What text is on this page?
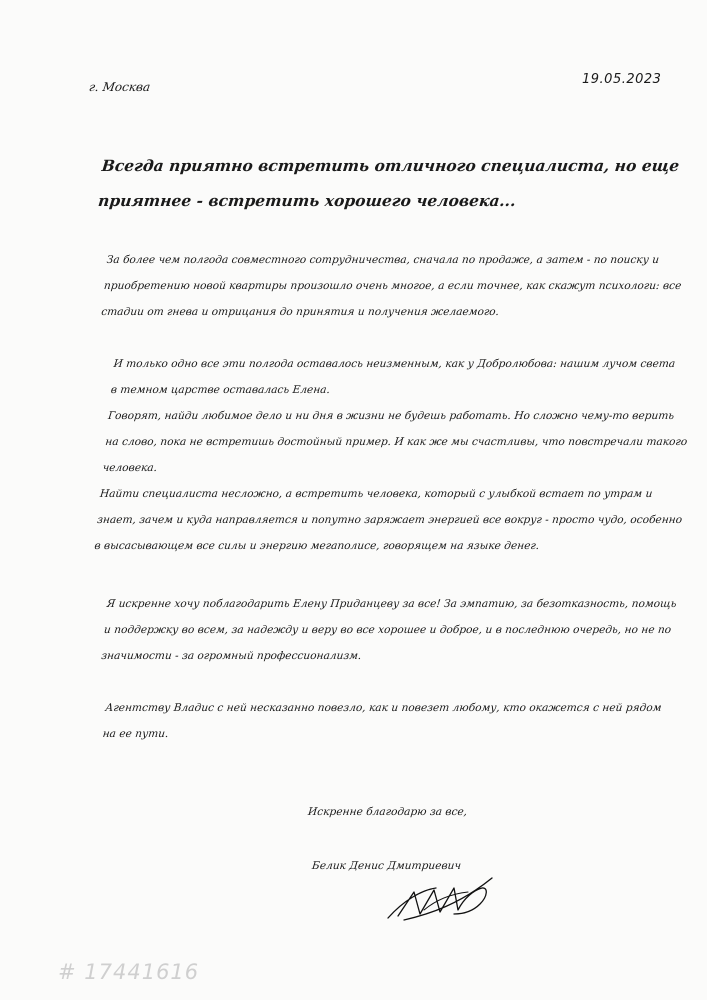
г. Москва	19.05.2023
Всегда приятно встретить отличного специалиста, но еще
приятнее - встретить хорошего человека...
За более чем полгода совместного сотрудничества, сначала по продаже, а затем - по поиску и
приобретению новой квартиры произошло очень многое, а если точнее, как скажут психологи: все
стадии от гнева и отрицания до принятия и получения желаемого.
И только одно все эти полгода оставалось неизменным, как у Добролюбова: нашим лучом света
в темном царстве оставалась Елена.
Говорят, найди любимое дело и ни дня в жизни не будешь работать. Но сложно чему-то верить
на слово, пока не встретишь достойный пример. И как же мы счастливы, что повстречали такого
человека.
Найти специалиста несложно, а встретить человека, который с улыбкой встает по утрам и
знает, зачем и куда направляется и попутно заряжает энергией все вокруг - просто чудо, особенно
в высасывающем все силы и энергию мегаполисе, говорящем на языке денег.
Я искренне хочу поблагодарить Елену Приданцеву за все! За эмпатию, за безотказность, помощь
и поддержку во всем, за надежду и веру во все хорошее и доброе, и в последнюю очередь, но не по
значимости - за огромный профессионализм.
Агентству Владис с ней несказанно повезло, как и повезет любому, кто окажется с ней рядом
на ее пути.
Искренне благодарю за все,
Белик Денис Дмитриевич
# 17441616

------------------------

Work to complete: Copy down every line of the entries containing the word "человека".

Solution for this problem:
приятнее - встретить хорошего человека...
человека.
Найти специалиста несложно, а встретить человека, который с улыбкой встает по утрам и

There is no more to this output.